■ DATA TO PROCESS ■
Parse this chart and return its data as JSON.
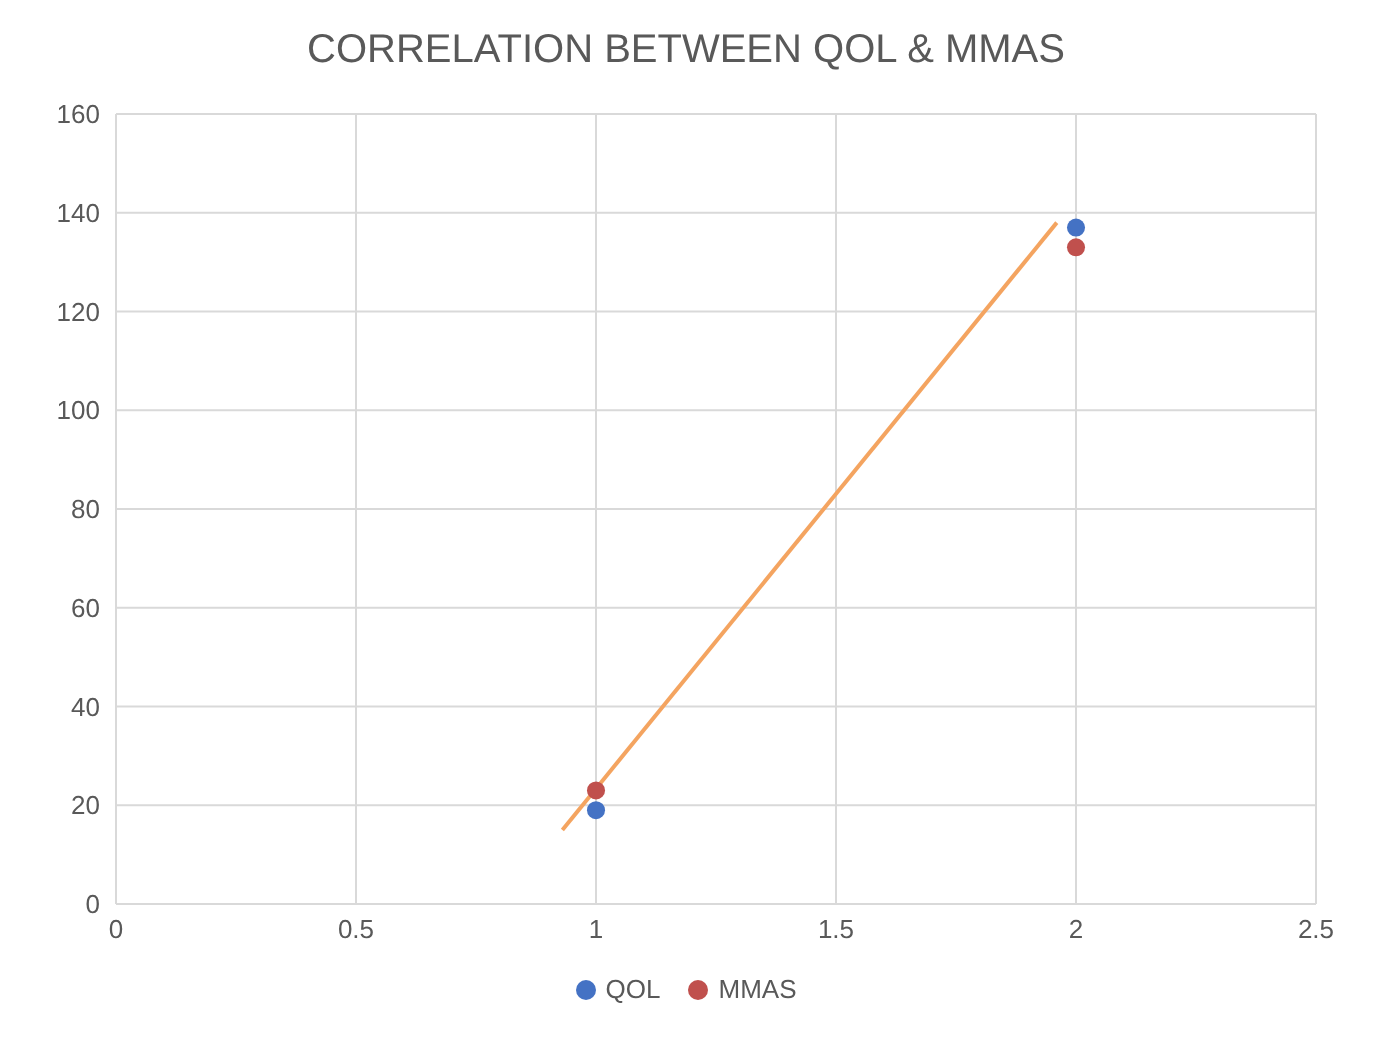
{
  "chart_data": {
    "type": "scatter",
    "title": "CORRELATION BETWEEN QOL & MMAS",
    "series": [
      {
        "name": "QOL",
        "color": "#4472c4",
        "x": [
          1,
          2
        ],
        "values": [
          19,
          137
        ],
        "marker": "circle"
      },
      {
        "name": "MMAS",
        "color": "#c0504d",
        "x": [
          1,
          2
        ],
        "values": [
          23,
          133
        ],
        "marker": "circle"
      },
      {
        "type": "line",
        "color": "#f4a460",
        "x": [
          0.93,
          1.96
        ],
        "values": [
          15,
          138
        ],
        "marker": "none"
      }
    ],
    "xlim": [
      0,
      2.5
    ],
    "xticks": [
      0,
      0.5,
      1,
      1.5,
      2,
      2.5
    ],
    "ylim": [
      0,
      160
    ],
    "yticks": [
      0,
      20,
      40,
      60,
      80,
      100,
      120,
      140,
      160
    ],
    "grid": true,
    "legend": "bottom"
  }
}
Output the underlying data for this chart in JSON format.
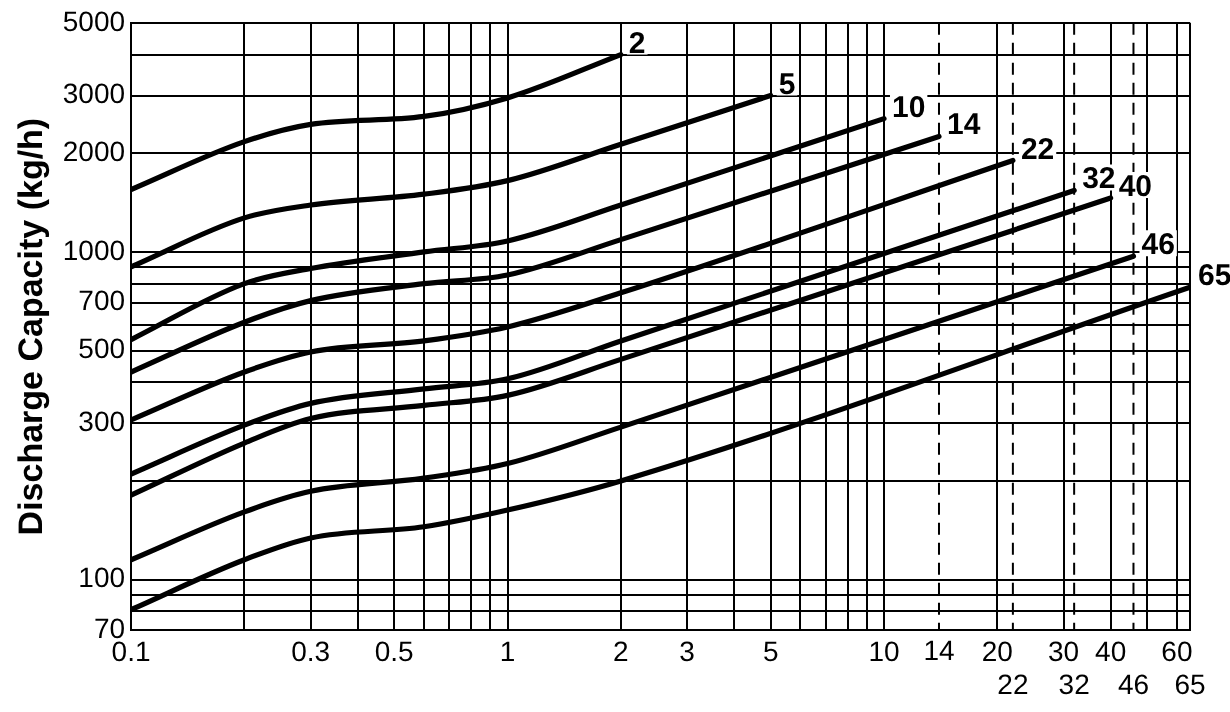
{
  "chart_data": {
    "type": "line",
    "ylabel": "Discharge Capacity (kg/h)",
    "log": "xy",
    "grid": true,
    "legend": false,
    "marker": "none",
    "line_style": "solid",
    "xlim": [
      0.1,
      65
    ],
    "ylim": [
      70,
      5000
    ],
    "xticks": [
      0.1,
      {
        "value": 0.2,
        "label": null
      },
      0.3,
      {
        "value": 0.4,
        "label": null
      },
      0.5,
      {
        "value": 0.6,
        "label": null
      },
      {
        "value": 0.7,
        "label": null
      },
      {
        "value": 0.8,
        "label": null
      },
      {
        "value": 0.9,
        "label": null
      },
      1,
      2,
      3,
      {
        "value": 4,
        "label": null
      },
      5,
      {
        "value": 6,
        "label": null
      },
      {
        "value": 7,
        "label": null
      },
      {
        "value": 8,
        "label": null
      },
      {
        "value": 9,
        "label": null
      },
      10,
      20,
      30,
      40,
      {
        "value": 50,
        "label": null
      },
      60,
      {
        "value": 65,
        "label": null
      }
    ],
    "yticks": [
      70,
      {
        "value": 80,
        "label": null
      },
      {
        "value": 90,
        "label": null
      },
      100,
      {
        "value": 200,
        "label": null
      },
      300,
      {
        "value": 400,
        "label": null
      },
      500,
      {
        "value": 600,
        "label": null
      },
      700,
      {
        "value": 800,
        "label": null
      },
      {
        "value": 900,
        "label": null
      },
      1000,
      2000,
      3000,
      {
        "value": 4000,
        "label": null
      },
      5000
    ],
    "series": [
      {
        "color": "#000000",
        "x": [
          0.1,
          0.2,
          0.3,
          0.6,
          1,
          2
        ],
        "values": [
          1550,
          2170,
          2450,
          2590,
          2950,
          4000
        ]
      },
      {
        "color": "#000000",
        "x": [
          0.1,
          0.2,
          0.3,
          0.6,
          1,
          2,
          5
        ],
        "values": [
          900,
          1270,
          1390,
          1500,
          1650,
          2130,
          3000
        ]
      },
      {
        "color": "#000000",
        "x": [
          0.1,
          0.2,
          0.3,
          0.6,
          1,
          2,
          10
        ],
        "values": [
          540,
          800,
          890,
          1000,
          1080,
          1390,
          2550
        ]
      },
      {
        "color": "#000000",
        "x": [
          0.1,
          0.2,
          0.3,
          0.6,
          1,
          2,
          14
        ],
        "values": [
          430,
          610,
          710,
          800,
          850,
          1090,
          2250
        ]
      },
      {
        "color": "#000000",
        "x": [
          0.1,
          0.2,
          0.3,
          0.6,
          1,
          2,
          22
        ],
        "values": [
          307,
          430,
          495,
          535,
          590,
          750,
          1900
        ]
      },
      {
        "color": "#000000",
        "x": [
          0.1,
          0.2,
          0.3,
          0.6,
          1,
          2,
          32
        ],
        "values": [
          210,
          296,
          345,
          382,
          410,
          535,
          1540
        ]
      },
      {
        "color": "#000000",
        "x": [
          0.1,
          0.2,
          0.3,
          0.6,
          1,
          2,
          40
        ],
        "values": [
          181,
          261,
          310,
          340,
          365,
          470,
          1460
        ]
      },
      {
        "color": "#000000",
        "x": [
          0.1,
          0.2,
          0.3,
          0.6,
          1,
          2,
          46
        ],
        "values": [
          115,
          161,
          186,
          204,
          226,
          292,
          970
        ]
      },
      {
        "color": "#000000",
        "x": [
          0.1,
          0.2,
          0.3,
          0.6,
          1,
          2,
          65
        ],
        "values": [
          81,
          115,
          134,
          145,
          163,
          200,
          780
        ]
      }
    ],
    "ref_lines": [
      {
        "axis": "x",
        "value": 14,
        "label": "14",
        "line_style": "dashed"
      },
      {
        "axis": "x",
        "value": 22,
        "label": "22",
        "line_style": "dashed"
      },
      {
        "axis": "x",
        "value": 32,
        "label": "32",
        "line_style": "dashed"
      },
      {
        "axis": "x",
        "value": 46,
        "label": "46",
        "line_style": "dashed"
      }
    ],
    "annotations": [
      {
        "text": "2",
        "x": 2,
        "y": 4000
      },
      {
        "text": "5",
        "x": 5,
        "y": 3000
      },
      {
        "text": "10",
        "x": 10,
        "y": 2550
      },
      {
        "text": "14",
        "x": 14,
        "y": 2250
      },
      {
        "text": "22",
        "x": 22,
        "y": 1900
      },
      {
        "text": "32",
        "x": 32,
        "y": 1540
      },
      {
        "text": "40",
        "x": 40,
        "y": 1460
      },
      {
        "text": "46",
        "x": 46,
        "y": 970
      },
      {
        "text": "65",
        "x": 65,
        "y": 780
      },
      "65"
    ]
  }
}
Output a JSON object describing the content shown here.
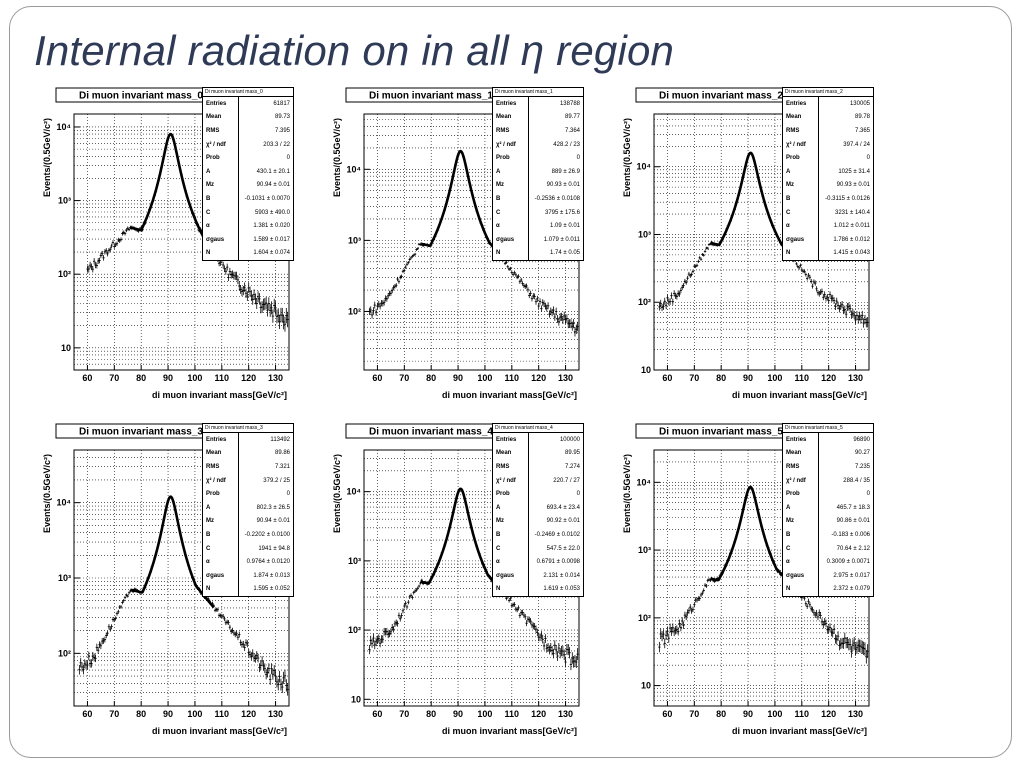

■ PROBLEM REQUIREMENTS ■
Copy the whole listing above word for word but do not carry over the pictures.

■ RESPONSE ■
Parse this chart and return its data as JSON.
{
  "chart_data": {
    "type": "scatter",
    "title": "CORRELATION BETWEEN QOL & MMAS",
    "series": [
      {
        "name": "QOL",
        "color": "#4472c4",
        "x": [
          1,
          2
        ],
        "values": [
          19,
          137
        ],
        "marker": "circle"
      },
      {
        "name": "MMAS",
        "color": "#c0504d",
        "x": [
          1,
          2
        ],
        "values": [
          23,
          133
        ],
        "marker": "circle"
      },
      {
        "type": "line",
        "color": "#f4a460",
        "x": [
          0.93,
          1.96
        ],
        "values": [
          15,
          138
        ],
        "marker": "none"
      }
    ],
    "xlim": [
      0,
      2.5
    ],
    "xticks": [
      0,
      0.5,
      1,
      1.5,
      2,
      2.5
    ],
    "ylim": [
      0,
      160
    ],
    "yticks": [
      0,
      20,
      40,
      60,
      80,
      100,
      120,
      140,
      160
    ],
    "grid": true,
    "legend": "bottom"
  }
}
Output the underlying data for this chart in JSON format.
{
  "chart_data": {
    "type": "line",
    "ylabel": "Discharge Capacity (kg/h)",
    "log": "xy",
    "grid": true,
    "legend": false,
    "marker": "none",
    "line_style": "solid",
    "xlim": [
      0.1,
      65
    ],
    "ylim": [
      70,
      5000
    ],
    "xticks": [
      0.1,
      {
        "value": 0.2,
        "label": null
      },
      0.3,
      {
        "value": 0.4,
        "label": null
      },
      0.5,
      {
        "value": 0.6,
        "label": null
      },
      {
        "value": 0.7,
        "label": null
      },
      {
        "value": 0.8,
        "label": null
      },
      {
        "value": 0.9,
        "label": null
      },
      1,
      2,
      3,
      {
        "value": 4,
        "label": null
      },
      5,
      {
        "value": 6,
        "label": null
      },
      {
        "value": 7,
        "label": null
      },
      {
        "value": 8,
        "label": null
      },
      {
        "value": 9,
        "label": null
      },
      10,
      20,
      30,
      40,
      {
        "value": 50,
        "label": null
      },
      60,
      {
        "value": 65,
        "label": null
      }
    ],
    "yticks": [
      70,
      {
        "value": 80,
        "label": null
      },
      {
        "value": 90,
        "label": null
      },
      100,
      {
        "value": 200,
        "label": null
      },
      300,
      {
        "value": 400,
        "label": null
      },
      500,
      {
        "value": 600,
        "label": null
      },
      700,
      {
        "value": 800,
        "label": null
      },
      {
        "value": 900,
        "label": null
      },
      1000,
      2000,
      3000,
      {
        "value": 4000,
        "label": null
      },
      5000
    ],
    "series": [
      {
        "color": "#000000",
        "x": [
          0.1,
          0.2,
          0.3,
          0.6,
          1,
          2
        ],
        "values": [
          1550,
          2170,
          2450,
          2590,
          2950,
          4000
        ]
      },
      {
        "color": "#000000",
        "x": [
          0.1,
          0.2,
          0.3,
          0.6,
          1,
          2,
          5
        ],
        "values": [
          900,
          1270,
          1390,
          1500,
          1650,
          2130,
          3000
        ]
      },
      {
        "color": "#000000",
        "x": [
          0.1,
          0.2,
          0.3,
          0.6,
          1,
          2,
          10
        ],
        "values": [
          540,
          800,
          890,
          1000,
          1080,
          1390,
          2550
        ]
      },
      {
        "color": "#000000",
        "x": [
          0.1,
          0.2,
          0.3,
          0.6,
          1,
          2,
          14
        ],
        "values": [
          430,
          610,
          710,
          800,
          850,
          1090,
          2250
        ]
      },
      {
        "color": "#000000",
        "x": [
          0.1,
          0.2,
          0.3,
          0.6,
          1,
          2,
          22
        ],
        "values": [
          307,
          430,
          495,
          535,
          590,
          750,
          1900
        ]
      },
      {
        "color": "#000000",
        "x": [
          0.1,
          0.2,
          0.3,
          0.6,
          1,
          2,
          32
        ],
        "values": [
          210,
          296,
          345,
          382,
          410,
          535,
          1540
        ]
      },
      {
        "color": "#000000",
        "x": [
          0.1,
          0.2,
          0.3,
          0.6,
          1,
          2,
          40
        ],
        "values": [
          181,
          261,
          310,
          340,
          365,
          470,
          1460
        ]
      },
      {
        "color": "#000000",
        "x": [
          0.1,
          0.2,
          0.3,
          0.6,
          1,
          2,
          46
        ],
        "values": [
          115,
          161,
          186,
          204,
          226,
          292,
          970
        ]
      },
      {
        "color": "#000000",
        "x": [
          0.1,
          0.2,
          0.3,
          0.6,
          1,
          2,
          65
        ],
        "values": [
          81,
          115,
          134,
          145,
          163,
          200,
          780
        ]
      }
    ],
    "ref_lines": [
      {
        "axis": "x",
        "value": 14,
        "label": "14",
        "line_style": "dashed"
      },
      {
        "axis": "x",
        "value": 22,
        "label": "22",
        "line_style": "dashed"
      },
      {
        "axis": "x",
        "value": 32,
        "label": "32",
        "line_style": "dashed"
      },
      {
        "axis": "x",
        "value": 46,
        "label": "46",
        "line_style": "dashed"
      }
    ],
    "annotations": [
      {
        "text": "2",
        "x": 2,
        "y": 4000
      },
      {
        "text": "5",
        "x": 5,
        "y": 3000
      },
      {
        "text": "10",
        "x": 10,
        "y": 2550
      },
      {
        "text": "14",
        "x": 14,
        "y": 2250
      },
      {
        "text": "22",
        "x": 22,
        "y": 1900
      },
      {
        "text": "32",
        "x": 32,
        "y": 1540
      },
      {
        "text": "40",
        "x": 40,
        "y": 1460
      },
      {
        "text": "46",
        "x": 46,
        "y": 970
      },
      {
        "text": "65",
        "x": 65,
        "y": 780
      },
      "65"
    ]
  }
}
Output a JSON object describing the content shown here.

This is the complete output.